PROBLEM DETAILS:
All the entries need to be quoted exactly, apart from the pictures, which you should drop.

------ EXCERPTED DATA

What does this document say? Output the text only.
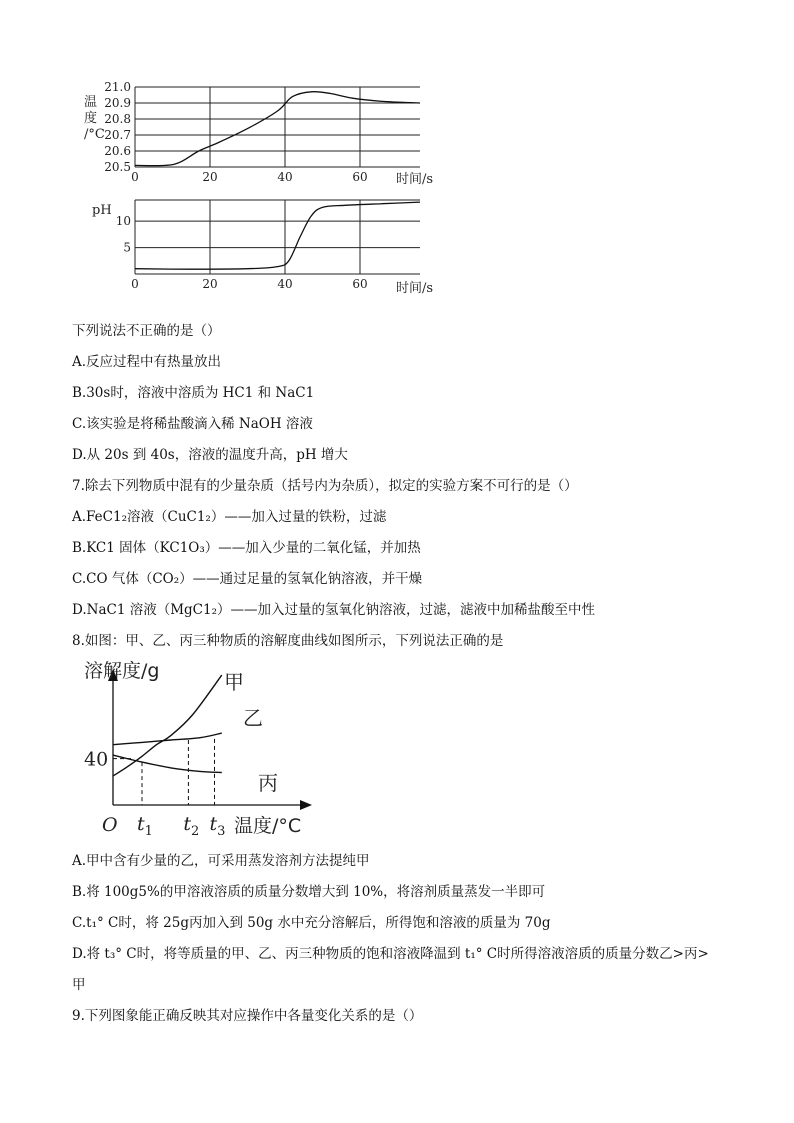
20.5
20.6
20.7
20.8
20.9
21.0
0	20	40	60 时间/s
温
度
/°C
5
10
0	20	40	60 时间/s
pH
下列说法不正确的是（）
A.反应过程中有热量放出
B.30s时，溶液中溶质为 HC1 和 NaC1
C.该实验是将稀盐酸滴入稀 NaOH 溶液
D.从 20s 到 40s，溶液的温度升高，pH 增大
7.除去下列物质中混有的少量杂质（括号内为杂质），拟定的实验方案不可行的是（）
A.FeC1₂溶液（CuC1₂）——加入过量的铁粉，过滤
B.KC1 固体（KC1O₃）——加入少量的二氧化锰，并加热
C.CO 气体（CO₂）——通过足量的氢氧化钠溶液，并干燥
D.NaC1 溶液（MgC1₂）——加入过量的氢氧化钠溶液，过滤，滤液中加稀盐酸至中性
8.如图：甲、乙、丙三种物质的溶解度曲线如图所示，下列说法正确的是
溶解度/g
温度/°C
O
40
甲
乙
丙
$t_1$ $t_2$ $t_3$
A.甲中含有少量的乙，可采用蒸发溶剂方法提纯甲
B.将 100g5%的甲溶液溶质的质量分数增大到 10%，将溶剂质量蒸发一半即可
C.t₁° C时，将 25g丙加入到 50g 水中充分溶解后，所得饱和溶液的质量为 70g
D.将 t₃° C时，将等质量的甲、乙、丙三种物质的饱和溶液降温到 t₁° C时所得溶液溶质的质量分数乙>丙>
甲
9.下列图象能正确反映其对应操作中各量变化关系的是（）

------------

TASK SOLUTION:
What does this document say? Output the text only.
20.5
20.6
20.7
20.8
20.9
21.0
0	20	40	60 时间/s
温
度
/°C
5
10
0	20	40	60 时间/s
pH
下列说法不正确的是（）
A.反应过程中有热量放出
B.30s时，溶液中溶质为 HC1 和 NaC1
C.该实验是将稀盐酸滴入稀 NaOH 溶液
D.从 20s 到 40s，溶液的温度升高，pH 增大
7.除去下列物质中混有的少量杂质（括号内为杂质），拟定的实验方案不可行的是（）
A.FeC1₂溶液（CuC1₂）——加入过量的铁粉，过滤
B.KC1 固体（KC1O₃）——加入少量的二氧化锰，并加热
C.CO 气体（CO₂）——通过足量的氢氧化钠溶液，并干燥
D.NaC1 溶液（MgC1₂）——加入过量的氢氧化钠溶液，过滤，滤液中加稀盐酸至中性
8.如图：甲、乙、丙三种物质的溶解度曲线如图所示，下列说法正确的是
溶解度/g
温度/°C
O
40
甲
乙
丙
$t_1$ $t_2$ $t_3$
A.甲中含有少量的乙，可采用蒸发溶剂方法提纯甲
B.将 100g5%的甲溶液溶质的质量分数增大到 10%，将溶剂质量蒸发一半即可
C.t₁° C时，将 25g丙加入到 50g 水中充分溶解后，所得饱和溶液的质量为 70g
D.将 t₃° C时，将等质量的甲、乙、丙三种物质的饱和溶液降温到 t₁° C时所得溶液溶质的质量分数乙>丙>
甲
9.下列图象能正确反映其对应操作中各量变化关系的是（）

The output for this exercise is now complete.